> Supplied material:
● ● ● ● ● ● ●

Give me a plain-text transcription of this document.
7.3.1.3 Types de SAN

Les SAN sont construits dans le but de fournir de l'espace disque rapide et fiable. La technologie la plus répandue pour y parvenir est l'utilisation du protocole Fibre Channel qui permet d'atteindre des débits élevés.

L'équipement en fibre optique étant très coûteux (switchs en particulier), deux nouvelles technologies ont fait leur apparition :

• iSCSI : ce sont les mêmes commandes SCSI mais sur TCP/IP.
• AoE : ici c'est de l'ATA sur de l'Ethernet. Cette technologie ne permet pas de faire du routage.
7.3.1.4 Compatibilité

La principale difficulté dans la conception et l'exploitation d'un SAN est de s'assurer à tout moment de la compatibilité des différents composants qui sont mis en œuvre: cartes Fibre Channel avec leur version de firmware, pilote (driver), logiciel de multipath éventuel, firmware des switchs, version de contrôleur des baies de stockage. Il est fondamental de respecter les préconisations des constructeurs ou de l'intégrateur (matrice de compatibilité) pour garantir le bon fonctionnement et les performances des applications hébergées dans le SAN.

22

● ● ● ● ● ● ●

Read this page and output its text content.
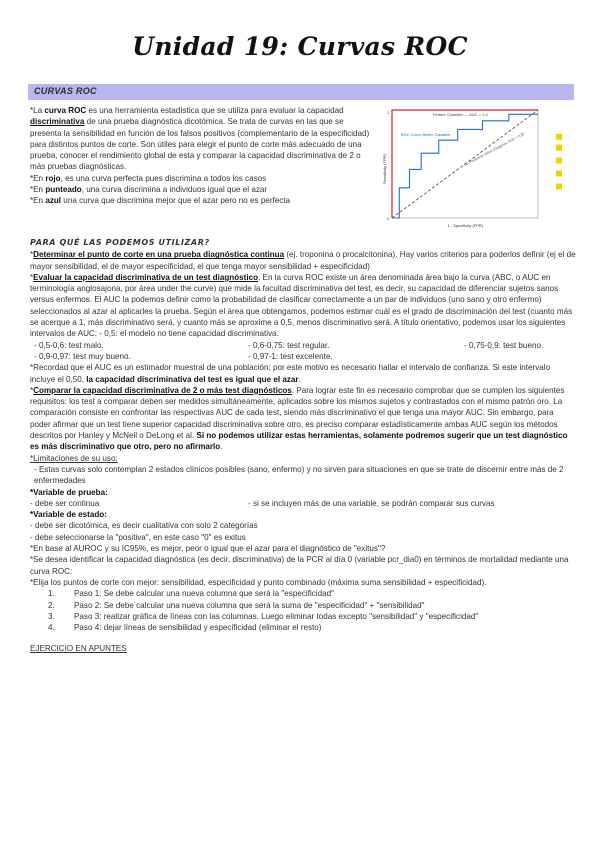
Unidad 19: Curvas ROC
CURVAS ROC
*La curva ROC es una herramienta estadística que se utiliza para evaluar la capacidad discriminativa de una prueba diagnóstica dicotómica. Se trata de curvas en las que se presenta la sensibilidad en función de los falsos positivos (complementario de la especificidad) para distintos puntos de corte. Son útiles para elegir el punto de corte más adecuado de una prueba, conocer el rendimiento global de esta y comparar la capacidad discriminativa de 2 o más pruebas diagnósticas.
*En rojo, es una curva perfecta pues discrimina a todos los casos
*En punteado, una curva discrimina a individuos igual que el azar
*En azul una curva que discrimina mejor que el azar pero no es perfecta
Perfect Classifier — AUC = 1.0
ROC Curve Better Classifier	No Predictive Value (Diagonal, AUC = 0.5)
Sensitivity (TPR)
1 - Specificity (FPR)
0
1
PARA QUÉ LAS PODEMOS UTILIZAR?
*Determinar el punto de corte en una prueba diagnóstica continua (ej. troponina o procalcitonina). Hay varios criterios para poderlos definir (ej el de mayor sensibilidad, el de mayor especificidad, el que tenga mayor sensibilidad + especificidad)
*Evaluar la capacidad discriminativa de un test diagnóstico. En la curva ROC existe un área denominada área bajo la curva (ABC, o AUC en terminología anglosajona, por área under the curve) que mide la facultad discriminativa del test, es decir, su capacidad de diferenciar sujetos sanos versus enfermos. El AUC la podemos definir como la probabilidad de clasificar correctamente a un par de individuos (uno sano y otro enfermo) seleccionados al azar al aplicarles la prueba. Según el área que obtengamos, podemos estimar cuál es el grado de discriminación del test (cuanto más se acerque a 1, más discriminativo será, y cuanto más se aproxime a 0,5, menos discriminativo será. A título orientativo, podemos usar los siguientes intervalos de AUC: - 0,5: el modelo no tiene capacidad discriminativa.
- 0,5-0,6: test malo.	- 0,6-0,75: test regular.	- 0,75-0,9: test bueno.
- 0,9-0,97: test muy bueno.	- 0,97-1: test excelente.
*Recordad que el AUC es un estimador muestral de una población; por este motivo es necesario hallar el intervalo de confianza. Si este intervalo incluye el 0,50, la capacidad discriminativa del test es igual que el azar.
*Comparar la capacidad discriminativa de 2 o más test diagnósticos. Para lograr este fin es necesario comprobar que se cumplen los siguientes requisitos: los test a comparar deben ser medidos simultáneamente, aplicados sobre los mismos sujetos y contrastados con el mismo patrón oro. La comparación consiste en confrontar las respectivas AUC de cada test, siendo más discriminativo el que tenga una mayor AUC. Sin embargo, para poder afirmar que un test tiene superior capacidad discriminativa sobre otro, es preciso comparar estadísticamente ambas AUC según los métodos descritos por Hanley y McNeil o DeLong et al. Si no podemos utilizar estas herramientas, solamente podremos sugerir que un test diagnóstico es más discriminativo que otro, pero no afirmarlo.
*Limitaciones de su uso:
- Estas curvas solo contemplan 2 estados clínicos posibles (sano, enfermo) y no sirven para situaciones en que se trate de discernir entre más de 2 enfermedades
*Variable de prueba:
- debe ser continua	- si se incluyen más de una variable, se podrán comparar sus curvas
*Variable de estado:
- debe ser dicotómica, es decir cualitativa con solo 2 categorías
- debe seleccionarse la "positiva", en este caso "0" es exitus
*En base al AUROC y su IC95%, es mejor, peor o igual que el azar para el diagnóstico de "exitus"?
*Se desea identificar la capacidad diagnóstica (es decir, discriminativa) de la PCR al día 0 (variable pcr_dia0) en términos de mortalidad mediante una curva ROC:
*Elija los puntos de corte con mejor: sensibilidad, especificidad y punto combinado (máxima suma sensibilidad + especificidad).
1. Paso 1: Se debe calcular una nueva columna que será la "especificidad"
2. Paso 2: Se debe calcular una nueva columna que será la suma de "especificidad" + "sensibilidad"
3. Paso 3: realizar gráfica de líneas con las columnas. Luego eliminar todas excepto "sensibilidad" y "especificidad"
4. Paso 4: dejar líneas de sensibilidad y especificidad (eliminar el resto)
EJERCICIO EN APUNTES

● ● ● ● ● ● ●

> Given task:
Report the number of lines holding the string "enfermo", without any other words.

> Worked solution:
2